> [WHAT YOU NEED TO DO]:
Copy all lines below exactly as written. Leave pictures out.

> [INFORMATION SHOWN]:
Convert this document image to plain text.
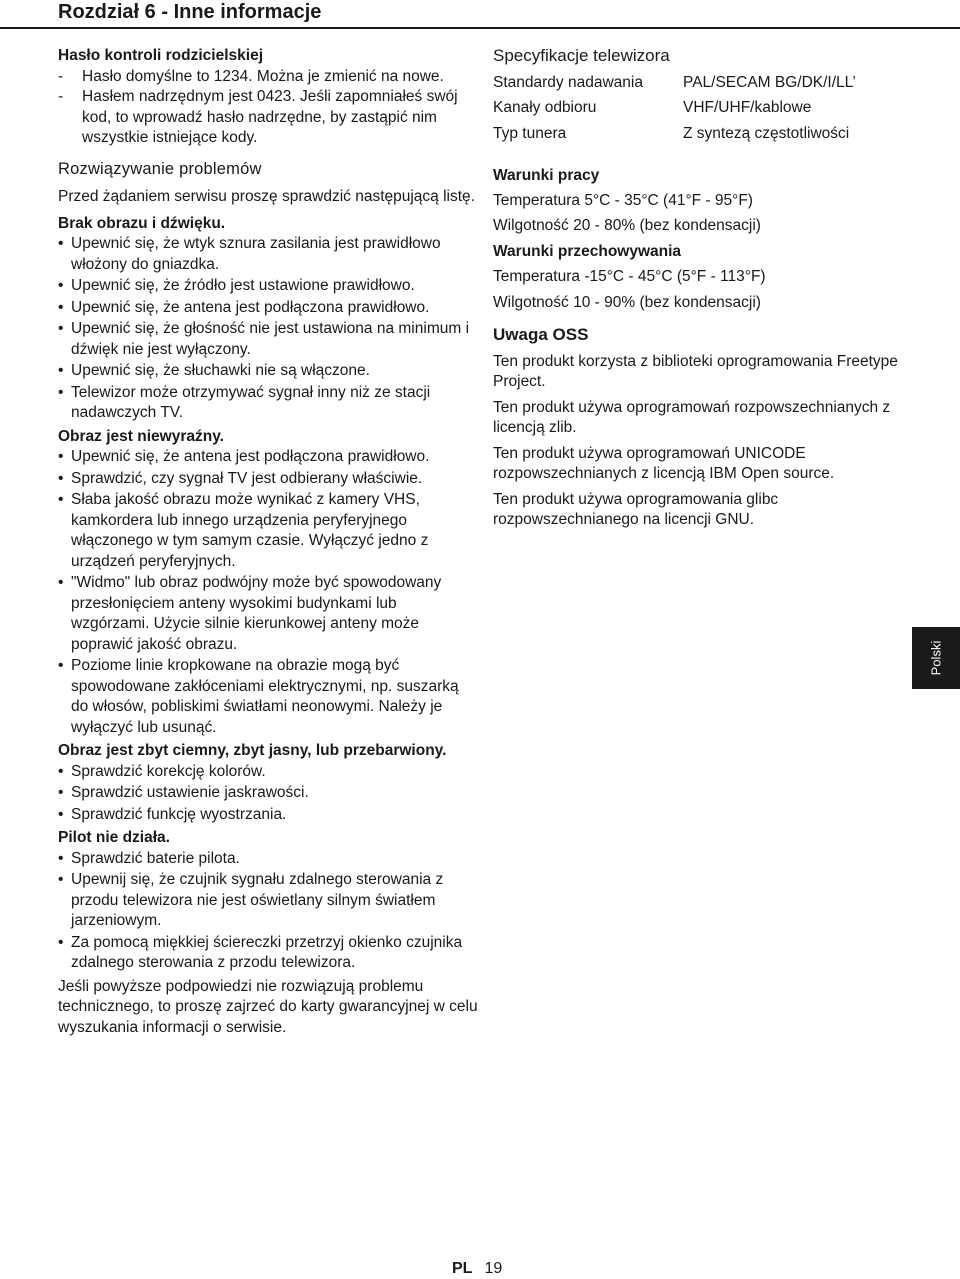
Rozdział 6 - Inne informacje
Hasło kontroli rodzicielskiej
- Hasło domyślne to 1234. Można je zmienić na nowe.
- Hasłem nadrzędnym jest 0423. Jeśli zapomniałeś swój kod, to wprowadź hasło nadrzędne, by zastąpić nim wszystkie istniejące kody.
Rozwiązywanie problemów

Przed żądaniem serwisu proszę sprawdzić następującą listę.

Brak obrazu i dźwięku.
• Upewnić się, że wtyk sznura zasilania jest prawidłowo włożony do gniazdka.
• Upewnić się, że źródło jest ustawione prawidłowo.
• Upewnić się, że antena jest podłączona prawidłowo.
• Upewnić się, że głośność nie jest ustawiona na minimum i dźwięk nie jest wyłączony.
• Upewnić się, że słuchawki nie są włączone.
• Telewizor może otrzymywać sygnał inny niż ze stacji nadawczych TV.
Obraz jest niewyraźny.
• Upewnić się, że antena jest podłączona prawidłowo.
• Sprawdzić, czy sygnał TV jest odbierany właściwie.
• Słaba jakość obrazu może wynikać z kamery VHS, kamkordera lub innego urządzenia peryferyjnego włączonego w tym samym czasie. Wyłączyć jedno z urządzeń peryferyjnych.
• "Widmo" lub obraz podwójny może być spowodowany przesłonięciem anteny wysokimi budynkami lub wzgórzami. Użycie silnie kierunkowej anteny może poprawić jakość obrazu.
• Poziome linie kropkowane na obrazie mogą być spowodowane zakłóceniami elektrycznymi, np. suszarką do włosów, pobliskimi światłami neonowymi. Należy je wyłączyć lub usunąć.
Obraz jest zbyt ciemny, zbyt jasny, lub przebarwiony.
• Sprawdzić korekcję kolorów.
• Sprawdzić ustawienie jaskrawości.
• Sprawdzić funkcję wyostrzania.
Pilot nie działa.
• Sprawdzić baterie pilota.
• Upewnij się, że czujnik sygnału zdalnego sterowania z przodu telewizora nie jest oświetlany silnym światłem jarzeniowym.
• Za pomocą miękkiej ściereczki przetrzyj okienko czujnika zdalnego sterowania z przodu telewizora.

Jeśli powyższe podpowiedzi nie rozwiązują problemu technicznego, to proszę zajrzeć do karty gwarancyjnej w celu wyszukania informacji o serwisie.

Specyfikacje telewizora
Standardy nadawania	PAL/SECAM BG/DK/I/LL’
Kanały odbioru	VHF/UHF/kablowe
Typ tunera	Z syntezą częstotliwości
Warunki pracy
Temperatura 5°C - 35°C (41°F - 95°F)
Wilgotność 20 - 80% (bez kondensacji)
Warunki przechowywania
Temperatura -15°C - 45°C (5°F - 113°F)
Wilgotność 10 - 90% (bez kondensacji)
Uwaga OSS
Ten produkt korzysta z biblioteki oprogramowania Freetype Project.
Ten produkt używa oprogramowań rozpowszechnianych z licencją zlib.
Ten produkt używa oprogramowań UNICODE rozpowszechnianych z licencją IBM Open source.
Ten produkt używa oprogramowania glibc rozpowszechnianego na licencji GNU.
Polski
PL 19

> [THE RESPONSE]:
Convert this document image to plain text.
Rozdział 6 - Inne informacje
Hasło kontroli rodzicielskiej
- Hasło domyślne to 1234. Można je zmienić na nowe.
- Hasłem nadrzędnym jest 0423. Jeśli zapomniałeś swój kod, to wprowadź hasło nadrzędne, by zastąpić nim wszystkie istniejące kody.
Rozwiązywanie problemów

Przed żądaniem serwisu proszę sprawdzić następującą listę.

Brak obrazu i dźwięku.
• Upewnić się, że wtyk sznura zasilania jest prawidłowo włożony do gniazdka.
• Upewnić się, że źródło jest ustawione prawidłowo.
• Upewnić się, że antena jest podłączona prawidłowo.
• Upewnić się, że głośność nie jest ustawiona na minimum i dźwięk nie jest wyłączony.
• Upewnić się, że słuchawki nie są włączone.
• Telewizor może otrzymywać sygnał inny niż ze stacji nadawczych TV.
Obraz jest niewyraźny.
• Upewnić się, że antena jest podłączona prawidłowo.
• Sprawdzić, czy sygnał TV jest odbierany właściwie.
• Słaba jakość obrazu może wynikać z kamery VHS, kamkordera lub innego urządzenia peryferyjnego włączonego w tym samym czasie. Wyłączyć jedno z urządzeń peryferyjnych.
• "Widmo" lub obraz podwójny może być spowodowany przesłonięciem anteny wysokimi budynkami lub wzgórzami. Użycie silnie kierunkowej anteny może poprawić jakość obrazu.
• Poziome linie kropkowane na obrazie mogą być spowodowane zakłóceniami elektrycznymi, np. suszarką do włosów, pobliskimi światłami neonowymi. Należy je wyłączyć lub usunąć.
Obraz jest zbyt ciemny, zbyt jasny, lub przebarwiony.
• Sprawdzić korekcję kolorów.
• Sprawdzić ustawienie jaskrawości.
• Sprawdzić funkcję wyostrzania.
Pilot nie działa.
• Sprawdzić baterie pilota.
• Upewnij się, że czujnik sygnału zdalnego sterowania z przodu telewizora nie jest oświetlany silnym światłem jarzeniowym.
• Za pomocą miękkiej ściereczki przetrzyj okienko czujnika zdalnego sterowania z przodu telewizora.

Jeśli powyższe podpowiedzi nie rozwiązują problemu technicznego, to proszę zajrzeć do karty gwarancyjnej w celu wyszukania informacji o serwisie.

Specyfikacje telewizora
Standardy nadawania	PAL/SECAM BG/DK/I/LL’
Kanały odbioru	VHF/UHF/kablowe
Typ tunera	Z syntezą częstotliwości
Warunki pracy
Temperatura 5°C - 35°C (41°F - 95°F)
Wilgotność 20 - 80% (bez kondensacji)
Warunki przechowywania
Temperatura -15°C - 45°C (5°F - 113°F)
Wilgotność 10 - 90% (bez kondensacji)
Uwaga OSS
Ten produkt korzysta z biblioteki oprogramowania Freetype Project.
Ten produkt używa oprogramowań rozpowszechnianych z licencją zlib.
Ten produkt używa oprogramowań UNICODE rozpowszechnianych z licencją IBM Open source.
Ten produkt używa oprogramowania glibc rozpowszechnianego na licencji GNU.
Polski
PL 19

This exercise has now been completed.